- _Records shown_:
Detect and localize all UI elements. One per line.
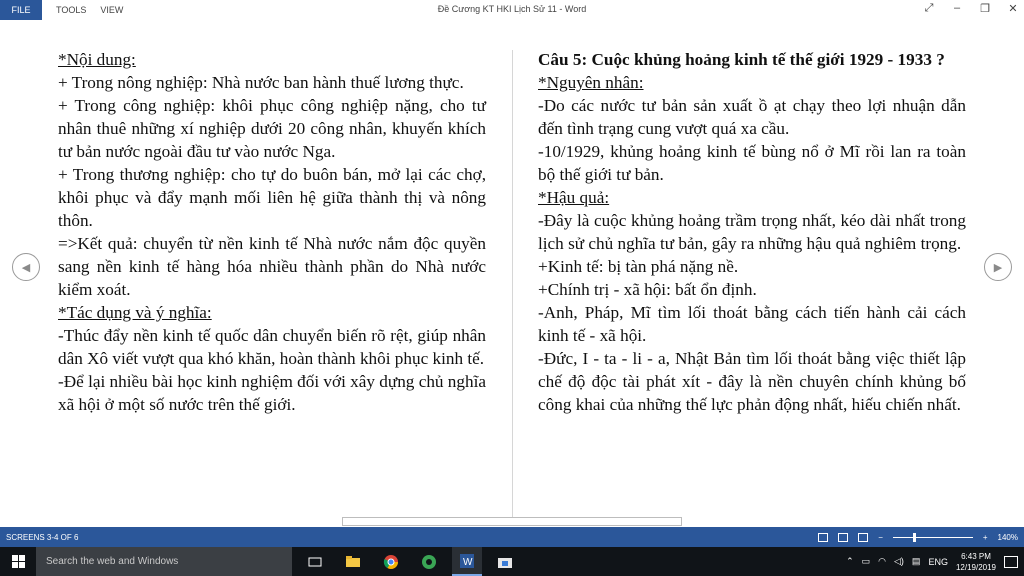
- zoom-in-button[interactable]: +: [982, 532, 988, 542]
- windows-taskbar: [0, 547, 1024, 576]
- zoom-out-button[interactable]: −: [878, 532, 883, 542]
- paragraph: +Kinh tế: bị tàn phá nặng nề.: [538, 257, 739, 276]
- notification-icon[interactable]: [1004, 556, 1018, 568]
- right-column: [538, 48, 966, 416]
- windows-logo-icon: [12, 555, 25, 568]
- read-mode-icon[interactable]: [818, 533, 828, 542]
- keyboard-icon[interactable]: ▤: [911, 556, 921, 566]
- document-title: Đề Cương KT HKI Lịch Sử 11 - Word: [437, 4, 587, 14]
- coccoc-icon[interactable]: [414, 547, 444, 576]
- restore-icon[interactable]: ❐: [980, 3, 990, 15]
- chrome-icon[interactable]: [376, 547, 406, 576]
- tab-tools[interactable]: TOOLS: [56, 5, 87, 15]
- clock-time: 6:43 PM: [961, 551, 991, 561]
- paragraph: Câu 5: Cuộc khủng hoảng kinh tế thế giới 1929 - 1933 ?: [538, 50, 945, 69]
- horizontal-scrollbar[interactable]: [342, 517, 682, 526]
- paragraph: -Đức, I - ta - li - a, Nhật Bản tìm lối thoát bằng việc thiết lập chế độ độc tài phát xít - đây là nền chuyên chính khủng bố công khai của những thế lực phản động nhất, hiếu chiến nhất.: [538, 349, 966, 414]
- chevron-up-icon[interactable]: ⌃: [846, 556, 854, 566]
- web-layout-icon[interactable]: [858, 533, 868, 542]
- paragraph: -Để lại nhiều bài học kinh nghiệm đối với xây dựng chủ nghĩa xã hội ở một số nước trên thế giới.: [58, 372, 486, 414]
- paragraph: +Chính trị - xã hội: bất ổn định.: [538, 280, 757, 299]
- paragraph: + Trong công nghiệp: khôi phục công nghiệp nặng, cho tư nhân thuê những xí nghiệp dưới 20 công nhân, khuyến khích tư bản nước ngoài đầu tư vào nước Nga.: [58, 96, 486, 161]
- next-screen-button[interactable]: [984, 253, 1012, 281]
- language-indicator[interactable]: ENG: [928, 556, 948, 567]
- svg-text:W: W: [463, 556, 473, 568]
- minimize-icon[interactable]: –: [953, 2, 961, 14]
- file-explorer-icon[interactable]: [338, 547, 368, 576]
- column-divider: [512, 50, 513, 520]
- print-layout-icon[interactable]: [838, 533, 848, 542]
- clock[interactable]: [956, 551, 996, 573]
- zoom-slider-thumb[interactable]: [913, 533, 916, 542]
- store-icon[interactable]: [490, 547, 520, 576]
- paragraph: *Tác dụng và ý nghĩa:: [58, 303, 212, 322]
- paragraph: + Trong thương nghiệp: cho tự do buôn bán, mở lại các chợ, khôi phục và đẩy mạnh mối liên hệ giữa thành thị và nông thôn.: [58, 165, 486, 230]
- document-area[interactable]: [0, 20, 1024, 527]
- start-button[interactable]: [0, 547, 36, 576]
- paragraph: *Nội dung:: [58, 50, 136, 69]
- battery-icon[interactable]: ▭: [861, 556, 871, 566]
- paragraph: -10/1929, khủng hoảng kinh tế bùng nổ ở Mĩ rồi lan ra toàn bộ thế giới tư bản.: [538, 142, 966, 184]
- window-controls: [922, 2, 1020, 15]
- paragraph: -Anh, Pháp, Mĩ tìm lối thoát bằng cách tiến hành cải cách kinh tế - xã hội.: [538, 303, 966, 345]
- status-bar: [0, 527, 1024, 547]
- tab-view[interactable]: VIEW: [100, 5, 124, 15]
- taskbar-search[interactable]: Search the web and Windows: [36, 547, 292, 576]
- paragraph: *Nguyên nhân:: [538, 73, 644, 92]
- paragraph: -Đây là cuộc khủng hoảng trầm trọng nhất, kéo dài nhất trong lịch sử chủ nghĩa tư bản, gây ra những hậu quả nghiêm trọng.: [538, 211, 966, 253]
- zoom-level[interactable]: 140%: [997, 532, 1018, 542]
- chevron-right-icon: ▶: [993, 261, 1003, 274]
- volume-icon[interactable]: ◁): [894, 556, 904, 566]
- paragraph: -Thúc đẩy nền kinh tế quốc dân chuyển biến rõ rệt, giúp nhân dân Xô viết vượt qua khó khăn, hoàn thành khôi phục kinh tế.: [58, 326, 486, 368]
- left-column: [58, 48, 486, 416]
- screens-indicator: SCREENS 3-4 OF 6: [6, 532, 79, 542]
- paragraph: *Hậu quả:: [538, 188, 610, 207]
- zoom-slider[interactable]: [893, 537, 973, 538]
- fullscreen-icon[interactable]: ⤢: [924, 2, 934, 14]
- tab-file[interactable]: FILE: [0, 0, 42, 20]
- chevron-left-icon: ◀: [21, 261, 31, 274]
- paragraph: + Trong nông nghiệp: Nhà nước ban hành thuế lương thực.: [58, 73, 464, 92]
- paragraph: =>Kết quả: chuyển từ nền kinh tế Nhà nước nắm độc quyền sang nền kinh tế hàng hóa nhiều thành phần do Nhà nước kiểm xoát.: [58, 234, 486, 299]
- pinned-apps: [300, 547, 520, 576]
- word-app-icon[interactable]: [452, 547, 482, 576]
- paragraph: -Do các nước tư bản sản xuất ồ ạt chạy theo lợi nhuận dẫn đến tình trạng cung vượt quá xa cầu.: [538, 96, 966, 138]
- task-view-icon[interactable]: [300, 547, 330, 576]
- system-tray: [846, 547, 1018, 576]
- view-controls: [818, 527, 1018, 547]
- clock-date: 12/19/2019: [955, 562, 996, 572]
- title-bar: [0, 0, 1024, 20]
- close-icon[interactable]: ✕: [1008, 3, 1018, 15]
- previous-screen-button[interactable]: [12, 253, 40, 281]
- network-icon[interactable]: ◠: [878, 556, 886, 566]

- _Instructions for the task_: Copy word for word the lines beginning with the one that contains "- zoom-in-button[interactable]: +: [982, 532, 988, 542]" and ending with the one that contains "- paragraph: Câu", with both of those lines included.

- _Answer to the exercise_:
- zoom-in-button[interactable]: +: [982, 532, 988, 542]
- windows-taskbar: [0, 547, 1024, 576]
- zoom-out-button[interactable]: −: [878, 532, 883, 542]
- paragraph: +Kinh tế: bị tàn phá nặng nề.: [538, 257, 739, 276]
- notification-icon[interactable]: [1004, 556, 1018, 568]
- right-column: [538, 48, 966, 416]
- windows-logo-icon: [12, 555, 25, 568]
- read-mode-icon[interactable]: [818, 533, 828, 542]
- keyboard-icon[interactable]: ▤: [911, 556, 921, 566]
- document-title: Đề Cương KT HKI Lịch Sử 11 - Word: [437, 4, 587, 14]
- coccoc-icon[interactable]: [414, 547, 444, 576]
- restore-icon[interactable]: ❐: [980, 3, 990, 15]
- chrome-icon[interactable]: [376, 547, 406, 576]
- tab-tools[interactable]: TOOLS: [56, 5, 87, 15]
- clock-time: 6:43 PM: [961, 551, 991, 561]
- paragraph: Câu 5: Cuộc khủng hoảng kinh tế thế giới 1929 - 1933 ?: [538, 50, 945, 69]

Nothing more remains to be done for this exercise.